## Start
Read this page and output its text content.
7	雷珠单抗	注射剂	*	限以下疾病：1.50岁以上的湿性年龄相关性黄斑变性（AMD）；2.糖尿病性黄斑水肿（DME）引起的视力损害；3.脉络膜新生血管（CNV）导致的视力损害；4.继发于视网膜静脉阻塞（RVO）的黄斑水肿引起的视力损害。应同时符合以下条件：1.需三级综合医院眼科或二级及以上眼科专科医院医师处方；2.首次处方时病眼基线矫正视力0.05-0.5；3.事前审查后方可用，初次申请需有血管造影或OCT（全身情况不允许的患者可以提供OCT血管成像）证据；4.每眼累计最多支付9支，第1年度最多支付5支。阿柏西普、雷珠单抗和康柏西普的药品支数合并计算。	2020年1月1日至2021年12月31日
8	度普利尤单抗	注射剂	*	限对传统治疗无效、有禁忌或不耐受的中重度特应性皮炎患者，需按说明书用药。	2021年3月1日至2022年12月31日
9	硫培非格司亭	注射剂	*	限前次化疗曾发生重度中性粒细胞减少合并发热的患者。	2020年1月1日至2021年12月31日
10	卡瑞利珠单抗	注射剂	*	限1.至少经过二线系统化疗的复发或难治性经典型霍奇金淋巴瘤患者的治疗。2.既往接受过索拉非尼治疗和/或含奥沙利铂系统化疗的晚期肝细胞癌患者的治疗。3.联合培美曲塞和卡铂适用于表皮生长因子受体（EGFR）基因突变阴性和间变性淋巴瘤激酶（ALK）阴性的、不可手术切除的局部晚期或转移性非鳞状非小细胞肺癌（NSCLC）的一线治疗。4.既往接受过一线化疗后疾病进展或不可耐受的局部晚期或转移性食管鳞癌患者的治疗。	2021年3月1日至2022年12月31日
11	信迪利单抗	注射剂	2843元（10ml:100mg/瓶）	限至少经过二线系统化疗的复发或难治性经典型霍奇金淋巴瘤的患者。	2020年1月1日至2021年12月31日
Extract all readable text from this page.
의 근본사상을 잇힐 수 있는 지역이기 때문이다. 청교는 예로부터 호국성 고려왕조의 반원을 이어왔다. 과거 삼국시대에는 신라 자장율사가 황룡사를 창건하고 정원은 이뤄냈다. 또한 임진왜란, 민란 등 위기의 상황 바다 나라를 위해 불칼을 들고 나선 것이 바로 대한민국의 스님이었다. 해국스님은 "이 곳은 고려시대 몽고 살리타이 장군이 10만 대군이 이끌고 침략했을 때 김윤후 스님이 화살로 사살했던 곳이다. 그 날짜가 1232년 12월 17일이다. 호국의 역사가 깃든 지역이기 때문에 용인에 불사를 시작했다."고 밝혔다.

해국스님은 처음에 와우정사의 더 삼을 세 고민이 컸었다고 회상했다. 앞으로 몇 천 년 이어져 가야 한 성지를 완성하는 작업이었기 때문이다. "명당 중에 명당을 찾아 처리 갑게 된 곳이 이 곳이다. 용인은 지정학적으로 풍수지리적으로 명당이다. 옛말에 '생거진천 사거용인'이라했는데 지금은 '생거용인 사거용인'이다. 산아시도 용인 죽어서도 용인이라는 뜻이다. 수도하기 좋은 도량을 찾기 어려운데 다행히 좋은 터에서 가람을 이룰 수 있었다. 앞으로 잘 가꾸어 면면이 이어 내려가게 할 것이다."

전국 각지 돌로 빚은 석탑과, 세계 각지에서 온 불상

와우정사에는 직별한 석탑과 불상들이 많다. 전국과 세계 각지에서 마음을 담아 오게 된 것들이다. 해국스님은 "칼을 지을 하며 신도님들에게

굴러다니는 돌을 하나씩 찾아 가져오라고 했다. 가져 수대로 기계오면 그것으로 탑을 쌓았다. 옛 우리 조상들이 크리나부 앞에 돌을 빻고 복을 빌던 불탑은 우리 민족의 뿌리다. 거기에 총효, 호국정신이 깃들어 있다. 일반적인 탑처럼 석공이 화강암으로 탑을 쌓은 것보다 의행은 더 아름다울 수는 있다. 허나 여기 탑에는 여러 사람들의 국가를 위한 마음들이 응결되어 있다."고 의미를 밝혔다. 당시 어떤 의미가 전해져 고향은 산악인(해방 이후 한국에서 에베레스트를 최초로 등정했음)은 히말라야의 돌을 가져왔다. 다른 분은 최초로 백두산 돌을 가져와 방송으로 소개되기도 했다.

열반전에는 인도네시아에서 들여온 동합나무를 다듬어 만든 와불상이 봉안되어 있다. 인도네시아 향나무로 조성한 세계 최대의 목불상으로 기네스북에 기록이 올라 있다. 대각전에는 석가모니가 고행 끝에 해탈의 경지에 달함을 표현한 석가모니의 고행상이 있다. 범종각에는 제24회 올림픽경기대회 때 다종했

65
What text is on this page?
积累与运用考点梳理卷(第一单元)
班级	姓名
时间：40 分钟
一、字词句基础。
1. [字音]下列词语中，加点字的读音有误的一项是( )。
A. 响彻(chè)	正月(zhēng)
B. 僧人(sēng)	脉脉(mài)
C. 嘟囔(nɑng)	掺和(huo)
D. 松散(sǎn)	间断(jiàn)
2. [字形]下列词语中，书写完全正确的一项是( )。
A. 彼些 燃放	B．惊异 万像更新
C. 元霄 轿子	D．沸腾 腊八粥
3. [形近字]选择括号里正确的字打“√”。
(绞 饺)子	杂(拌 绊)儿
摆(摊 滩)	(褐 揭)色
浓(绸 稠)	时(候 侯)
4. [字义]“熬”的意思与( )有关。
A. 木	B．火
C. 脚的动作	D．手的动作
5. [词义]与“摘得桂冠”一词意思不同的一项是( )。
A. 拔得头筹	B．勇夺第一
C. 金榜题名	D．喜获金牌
## End
▸ **EXERCISE DETAILS**: Look above for the line containing "Extract all readable text from this page.", then transcribe it and all lines after it through the last, exactly and with nothing else.

▸ **OUTPUT**:
Extract all readable text from this page.
의 근본사상을 잇힐 수 있는 지역이기 때문이다. 청교는 예로부터 호국성 고려왕조의 반원을 이어왔다. 과거 삼국시대에는 신라 자장율사가 황룡사를 창건하고 정원은 이뤄냈다. 또한 임진왜란, 민란 등 위기의 상황 바다 나라를 위해 불칼을 들고 나선 것이 바로 대한민국의 스님이었다. 해국스님은 "이 곳은 고려시대 몽고 살리타이 장군이 10만 대군이 이끌고 침략했을 때 김윤후 스님이 화살로 사살했던 곳이다. 그 날짜가 1232년 12월 17일이다. 호국의 역사가 깃든 지역이기 때문에 용인에 불사를 시작했다."고 밝혔다.

해국스님은 처음에 와우정사의 더 삼을 세 고민이 컸었다고 회상했다. 앞으로 몇 천 년 이어져 가야 한 성지를 완성하는 작업이었기 때문이다. "명당 중에 명당을 찾아 처리 갑게 된 곳이 이 곳이다. 용인은 지정학적으로 풍수지리적으로 명당이다. 옛말에 '생거진천 사거용인'이라했는데 지금은 '생거용인 사거용인'이다. 산아시도 용인 죽어서도 용인이라는 뜻이다. 수도하기 좋은 도량을 찾기 어려운데 다행히 좋은 터에서 가람을 이룰 수 있었다. 앞으로 잘 가꾸어 면면이 이어 내려가게 할 것이다."

전국 각지 돌로 빚은 석탑과, 세계 각지에서 온 불상

와우정사에는 직별한 석탑과 불상들이 많다. 전국과 세계 각지에서 마음을 담아 오게 된 것들이다. 해국스님은 "칼을 지을 하며 신도님들에게

굴러다니는 돌을 하나씩 찾아 가져오라고 했다. 가져 수대로 기계오면 그것으로 탑을 쌓았다. 옛 우리 조상들이 크리나부 앞에 돌을 빻고 복을 빌던 불탑은 우리 민족의 뿌리다. 거기에 총효, 호국정신이 깃들어 있다. 일반적인 탑처럼 석공이 화강암으로 탑을 쌓은 것보다 의행은 더 아름다울 수는 있다. 허나 여기 탑에는 여러 사람들의 국가를 위한 마음들이 응결되어 있다."고 의미를 밝혔다. 당시 어떤 의미가 전해져 고향은 산악인(해방 이후 한국에서 에베레스트를 최초로 등정했음)은 히말라야의 돌을 가져왔다. 다른 분은 최초로 백두산 돌을 가져와 방송으로 소개되기도 했다.

열반전에는 인도네시아에서 들여온 동합나무를 다듬어 만든 와불상이 봉안되어 있다. 인도네시아 향나무로 조성한 세계 최대의 목불상으로 기네스북에 기록이 올라 있다. 대각전에는 석가모니가 고행 끝에 해탈의 경지에 달함을 표현한 석가모니의 고행상이 있다. 범종각에는 제24회 올림픽경기대회 때 다종했

65
What text is on this page?
积累与运用考点梳理卷(第一单元)
班级	姓名
时间：40 分钟
一、字词句基础。
1. [字音]下列词语中，加点字的读音有误的一项是( )。
A. 响彻(chè)	正月(zhēng)
B. 僧人(sēng)	脉脉(mài)
C. 嘟囔(nɑng)	掺和(huo)
D. 松散(sǎn)	间断(jiàn)
2. [字形]下列词语中，书写完全正确的一项是( )。
A. 彼些 燃放	B．惊异 万像更新
C. 元霄 轿子	D．沸腾 腊八粥
3. [形近字]选择括号里正确的字打“√”。
(绞 饺)子	杂(拌 绊)儿
摆(摊 滩)	(褐 揭)色
浓(绸 稠)	时(候 侯)
4. [字义]“熬”的意思与( )有关。
A. 木	B．火
C. 脚的动作	D．手的动作
5. [词义]与“摘得桂冠”一词意思不同的一项是( )。
A. 拔得头筹	B．勇夺第一
C. 金榜题名	D．喜获金牌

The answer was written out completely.